◆ Your goal ◆
Write out the records beneath this line exactly as they appear, minus any images.

◆ Supplied data ◆
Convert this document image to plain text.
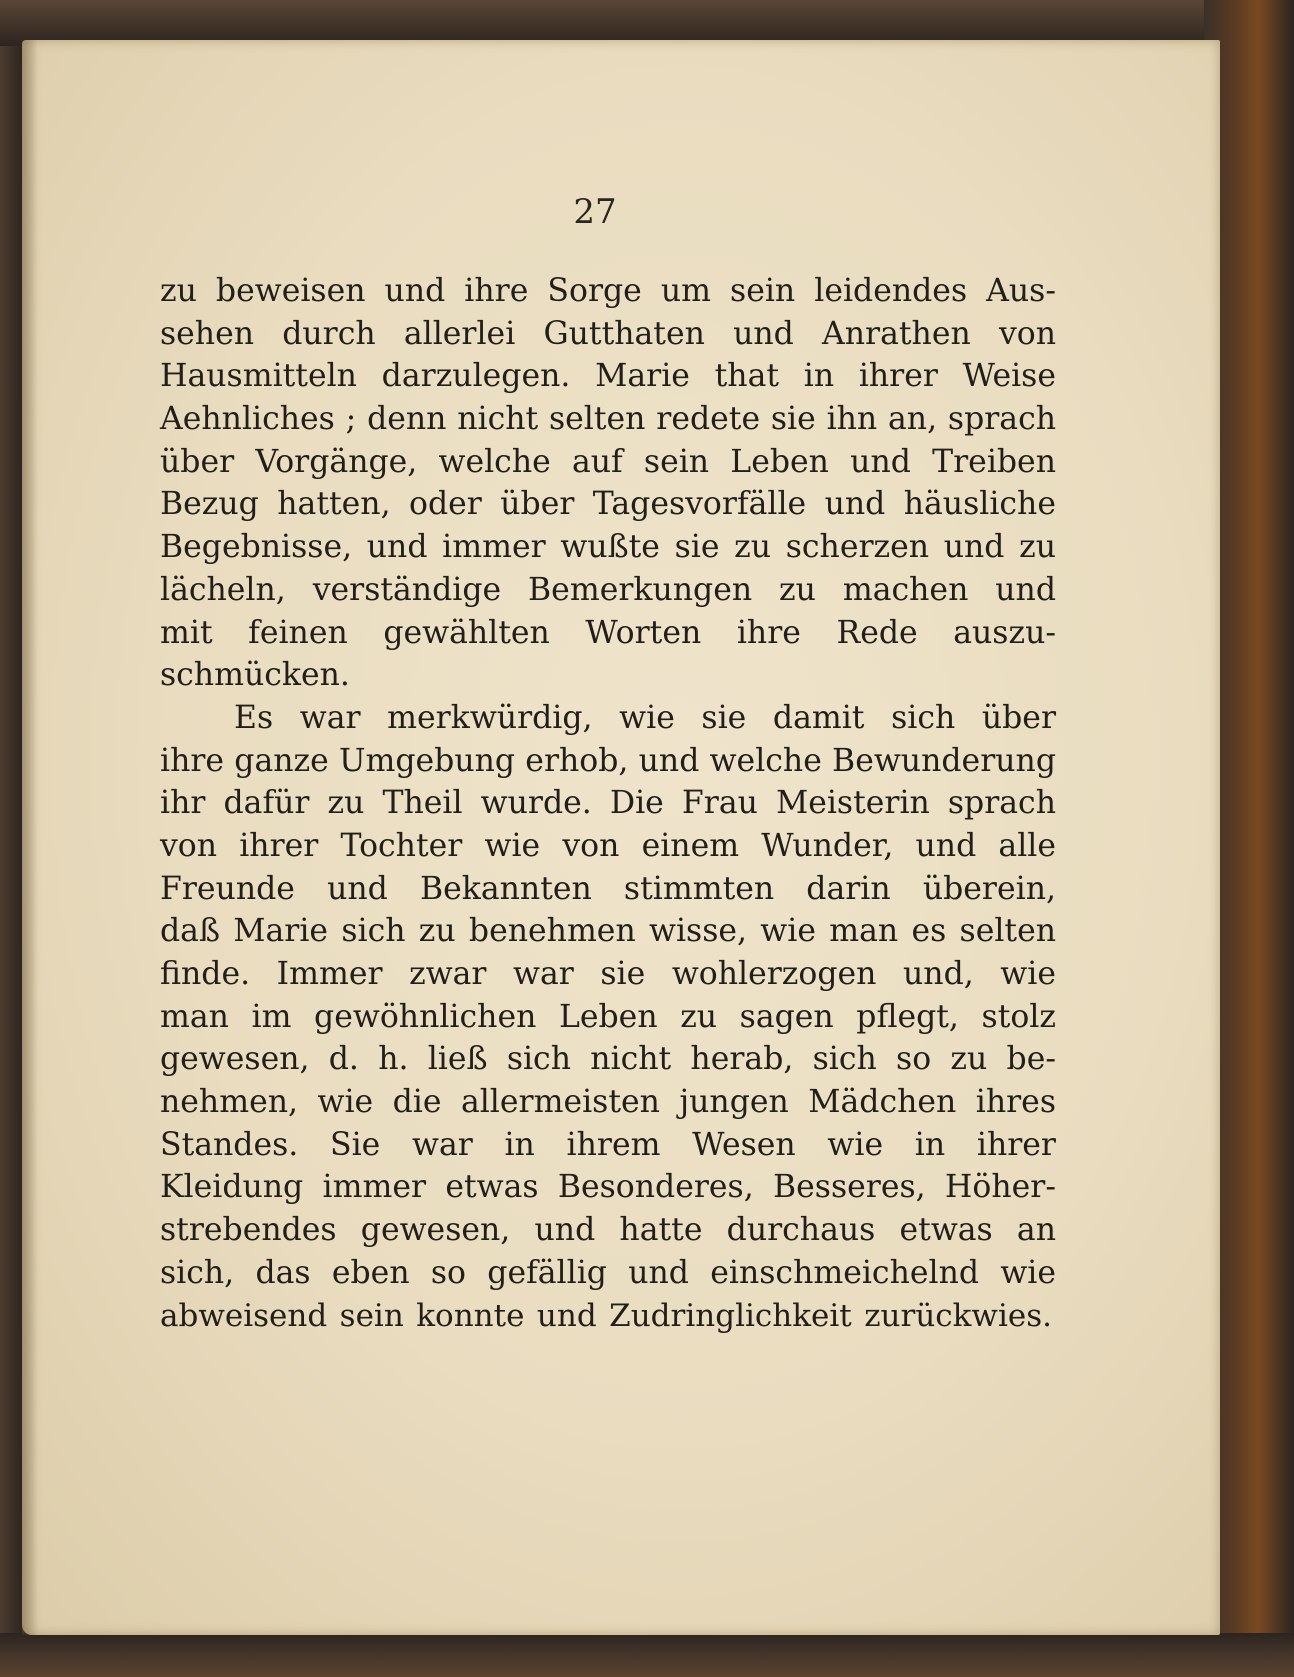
27
zu beweisen und ihre Sorge um sein leidendes Aus-
sehen durch allerlei Gutthaten und Anrathen von
Hausmitteln darzulegen. Marie that in ihrer Weise
Aehnliches ; denn nicht selten redete sie ihn an, sprach
über Vorgänge, welche auf sein Leben und Treiben
Bezug hatten, oder über Tagesvorfälle und häusliche
Begebnisse, und immer wußte sie zu scherzen und zu
lächeln, verständige Bemerkungen zu machen und
mit feinen gewählten Worten ihre Rede auszu-
schmücken.
Es war merkwürdig, wie sie damit sich über
ihre ganze Umgebung erhob, und welche Bewunderung
ihr dafür zu Theil wurde. Die Frau Meisterin sprach
von ihrer Tochter wie von einem Wunder, und alle
Freunde und Bekannten stimmten darin überein,
daß Marie sich zu benehmen wisse, wie man es selten
finde. Immer zwar war sie wohlerzogen und, wie
man im gewöhnlichen Leben zu sagen pflegt, stolz
gewesen, d. h. ließ sich nicht herab, sich so zu be-
nehmen, wie die allermeisten jungen Mädchen ihres
Standes. Sie war in ihrem Wesen wie in ihrer
Kleidung immer etwas Besonderes, Besseres, Höher-
strebendes gewesen, und hatte durchaus etwas an
sich, das eben so gefällig und einschmeichelnd wie
abweisend sein konnte und Zudringlichkeit zurückwies.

◆ Solved problem ◆
Convert this document image to plain text.
27
zu beweisen und ihre Sorge um sein leidendes Aus-
sehen durch allerlei Gutthaten und Anrathen von
Hausmitteln darzulegen. Marie that in ihrer Weise
Aehnliches ; denn nicht selten redete sie ihn an, sprach
über Vorgänge, welche auf sein Leben und Treiben
Bezug hatten, oder über Tagesvorfälle und häusliche
Begebnisse, und immer wußte sie zu scherzen und zu
lächeln, verständige Bemerkungen zu machen und
mit feinen gewählten Worten ihre Rede auszu-
schmücken.
Es war merkwürdig, wie sie damit sich über
ihre ganze Umgebung erhob, und welche Bewunderung
ihr dafür zu Theil wurde. Die Frau Meisterin sprach
von ihrer Tochter wie von einem Wunder, und alle
Freunde und Bekannten stimmten darin überein,
daß Marie sich zu benehmen wisse, wie man es selten
finde. Immer zwar war sie wohlerzogen und, wie
man im gewöhnlichen Leben zu sagen pflegt, stolz
gewesen, d. h. ließ sich nicht herab, sich so zu be-
nehmen, wie die allermeisten jungen Mädchen ihres
Standes. Sie war in ihrem Wesen wie in ihrer
Kleidung immer etwas Besonderes, Besseres, Höher-
strebendes gewesen, und hatte durchaus etwas an
sich, das eben so gefällig und einschmeichelnd wie
abweisend sein konnte und Zudringlichkeit zurückwies.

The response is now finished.